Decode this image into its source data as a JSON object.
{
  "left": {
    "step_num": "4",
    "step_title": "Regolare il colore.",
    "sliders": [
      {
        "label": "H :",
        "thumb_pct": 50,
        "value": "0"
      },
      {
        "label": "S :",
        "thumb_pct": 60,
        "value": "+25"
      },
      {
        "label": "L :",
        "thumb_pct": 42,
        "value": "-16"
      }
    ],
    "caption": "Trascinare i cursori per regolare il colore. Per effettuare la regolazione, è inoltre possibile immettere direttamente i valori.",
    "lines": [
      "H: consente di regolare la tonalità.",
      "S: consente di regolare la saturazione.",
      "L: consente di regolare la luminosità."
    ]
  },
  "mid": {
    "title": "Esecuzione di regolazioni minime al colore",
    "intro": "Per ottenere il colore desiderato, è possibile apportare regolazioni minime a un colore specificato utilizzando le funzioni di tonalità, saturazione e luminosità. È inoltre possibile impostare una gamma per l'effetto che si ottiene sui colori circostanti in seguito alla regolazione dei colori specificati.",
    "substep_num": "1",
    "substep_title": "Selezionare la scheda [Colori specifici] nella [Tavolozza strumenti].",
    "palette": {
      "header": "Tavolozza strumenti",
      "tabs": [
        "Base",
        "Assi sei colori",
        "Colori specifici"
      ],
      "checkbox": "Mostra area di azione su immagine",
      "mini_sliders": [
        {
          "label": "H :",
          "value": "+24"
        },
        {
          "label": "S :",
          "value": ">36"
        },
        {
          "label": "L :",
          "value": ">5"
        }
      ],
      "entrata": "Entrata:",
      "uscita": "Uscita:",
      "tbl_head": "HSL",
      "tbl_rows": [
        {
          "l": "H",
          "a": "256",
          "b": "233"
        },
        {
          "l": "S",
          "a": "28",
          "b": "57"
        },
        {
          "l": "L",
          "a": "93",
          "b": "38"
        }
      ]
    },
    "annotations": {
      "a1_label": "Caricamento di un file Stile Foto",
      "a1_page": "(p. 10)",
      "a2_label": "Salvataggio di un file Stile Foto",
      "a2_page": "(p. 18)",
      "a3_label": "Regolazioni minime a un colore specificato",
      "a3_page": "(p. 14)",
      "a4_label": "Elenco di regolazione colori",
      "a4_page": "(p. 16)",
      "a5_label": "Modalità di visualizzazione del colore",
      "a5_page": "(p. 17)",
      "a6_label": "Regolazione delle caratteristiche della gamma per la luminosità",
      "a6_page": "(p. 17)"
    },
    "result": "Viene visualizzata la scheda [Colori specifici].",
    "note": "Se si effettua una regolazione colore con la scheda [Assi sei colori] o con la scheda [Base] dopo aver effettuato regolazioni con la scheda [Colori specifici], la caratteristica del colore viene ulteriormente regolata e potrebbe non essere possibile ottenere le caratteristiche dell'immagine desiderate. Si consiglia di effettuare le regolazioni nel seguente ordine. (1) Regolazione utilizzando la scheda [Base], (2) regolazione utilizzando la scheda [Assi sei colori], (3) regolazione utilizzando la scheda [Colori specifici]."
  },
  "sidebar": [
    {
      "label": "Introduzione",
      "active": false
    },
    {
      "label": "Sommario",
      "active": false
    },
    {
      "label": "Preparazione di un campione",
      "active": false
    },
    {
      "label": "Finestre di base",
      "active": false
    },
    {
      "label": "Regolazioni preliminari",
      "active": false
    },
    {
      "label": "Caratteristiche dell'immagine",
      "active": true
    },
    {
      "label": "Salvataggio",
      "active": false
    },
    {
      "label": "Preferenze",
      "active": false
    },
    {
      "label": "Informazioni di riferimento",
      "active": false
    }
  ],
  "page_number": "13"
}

**Aim of the exercise**: Would you restate each of the entries word for word?

**Answer to the task**:
Decode this image into its source data as a JSON object.
{
  "left": {
    "step_num": "4",
    "step_title": "Regolare il colore.",
    "sliders": [
      {
        "label": "H :",
        "thumb_pct": 50,
        "value": "0"
      },
      {
        "label": "S :",
        "thumb_pct": 60,
        "value": "+25"
      },
      {
        "label": "L :",
        "thumb_pct": 42,
        "value": "-16"
      }
    ],
    "caption": "Trascinare i cursori per regolare il colore. Per effettuare la regolazione, è inoltre possibile immettere direttamente i valori.",
    "lines": [
      "H: consente di regolare la tonalità.",
      "S: consente di regolare la saturazione.",
      "L: consente di regolare la luminosità."
    ]
  },
  "mid": {
    "title": "Esecuzione di regolazioni minime al colore",
    "intro": "Per ottenere il colore desiderato, è possibile apportare regolazioni minime a un colore specificato utilizzando le funzioni di tonalità, saturazione e luminosità. È inoltre possibile impostare una gamma per l'effetto che si ottiene sui colori circostanti in seguito alla regolazione dei colori specificati.",
    "substep_num": "1",
    "substep_title": "Selezionare la scheda [Colori specifici] nella [Tavolozza strumenti].",
    "palette": {
      "header": "Tavolozza strumenti",
      "tabs": [
        "Base",
        "Assi sei colori",
        "Colori specifici"
      ],
      "checkbox": "Mostra area di azione su immagine",
      "mini_sliders": [
        {
          "label": "H :",
          "value": "+24"
        },
        {
          "label": "S :",
          "value": ">36"
        },
        {
          "label": "L :",
          "value": ">5"
        }
      ],
      "entrata": "Entrata:",
      "uscita": "Uscita:",
      "tbl_head": "HSL",
      "tbl_rows": [
        {
          "l": "H",
          "a": "256",
          "b": "233"
        },
        {
          "l": "S",
          "a": "28",
          "b": "57"
        },
        {
          "l": "L",
          "a": "93",
          "b": "38"
        }
      ]
    },
    "annotations": {
      "a1_label": "Caricamento di un file Stile Foto",
      "a1_page": "(p. 10)",
      "a2_label": "Salvataggio di un file Stile Foto",
      "a2_page": "(p. 18)",
      "a3_label": "Regolazioni minime a un colore specificato",
      "a3_page": "(p. 14)",
      "a4_label": "Elenco di regolazione colori",
      "a4_page": "(p. 16)",
      "a5_label": "Modalità di visualizzazione del colore",
      "a5_page": "(p. 17)",
      "a6_label": "Regolazione delle caratteristiche della gamma per la luminosità",
      "a6_page": "(p. 17)"
    },
    "result": "Viene visualizzata la scheda [Colori specifici].",
    "note": "Se si effettua una regolazione colore con la scheda [Assi sei colori] o con la scheda [Base] dopo aver effettuato regolazioni con la scheda [Colori specifici], la caratteristica del colore viene ulteriormente regolata e potrebbe non essere possibile ottenere le caratteristiche dell'immagine desiderate. Si consiglia di effettuare le regolazioni nel seguente ordine. (1) Regolazione utilizzando la scheda [Base], (2) regolazione utilizzando la scheda [Assi sei colori], (3) regolazione utilizzando la scheda [Colori specifici]."
  },
  "sidebar": [
    {
      "label": "Introduzione",
      "active": false
    },
    {
      "label": "Sommario",
      "active": false
    },
    {
      "label": "Preparazione di un campione",
      "active": false
    },
    {
      "label": "Finestre di base",
      "active": false
    },
    {
      "label": "Regolazioni preliminari",
      "active": false
    },
    {
      "label": "Caratteristiche dell'immagine",
      "active": true
    },
    {
      "label": "Salvataggio",
      "active": false
    },
    {
      "label": "Preferenze",
      "active": false
    },
    {
      "label": "Informazioni di riferimento",
      "active": false
    }
  ],
  "page_number": "13"
}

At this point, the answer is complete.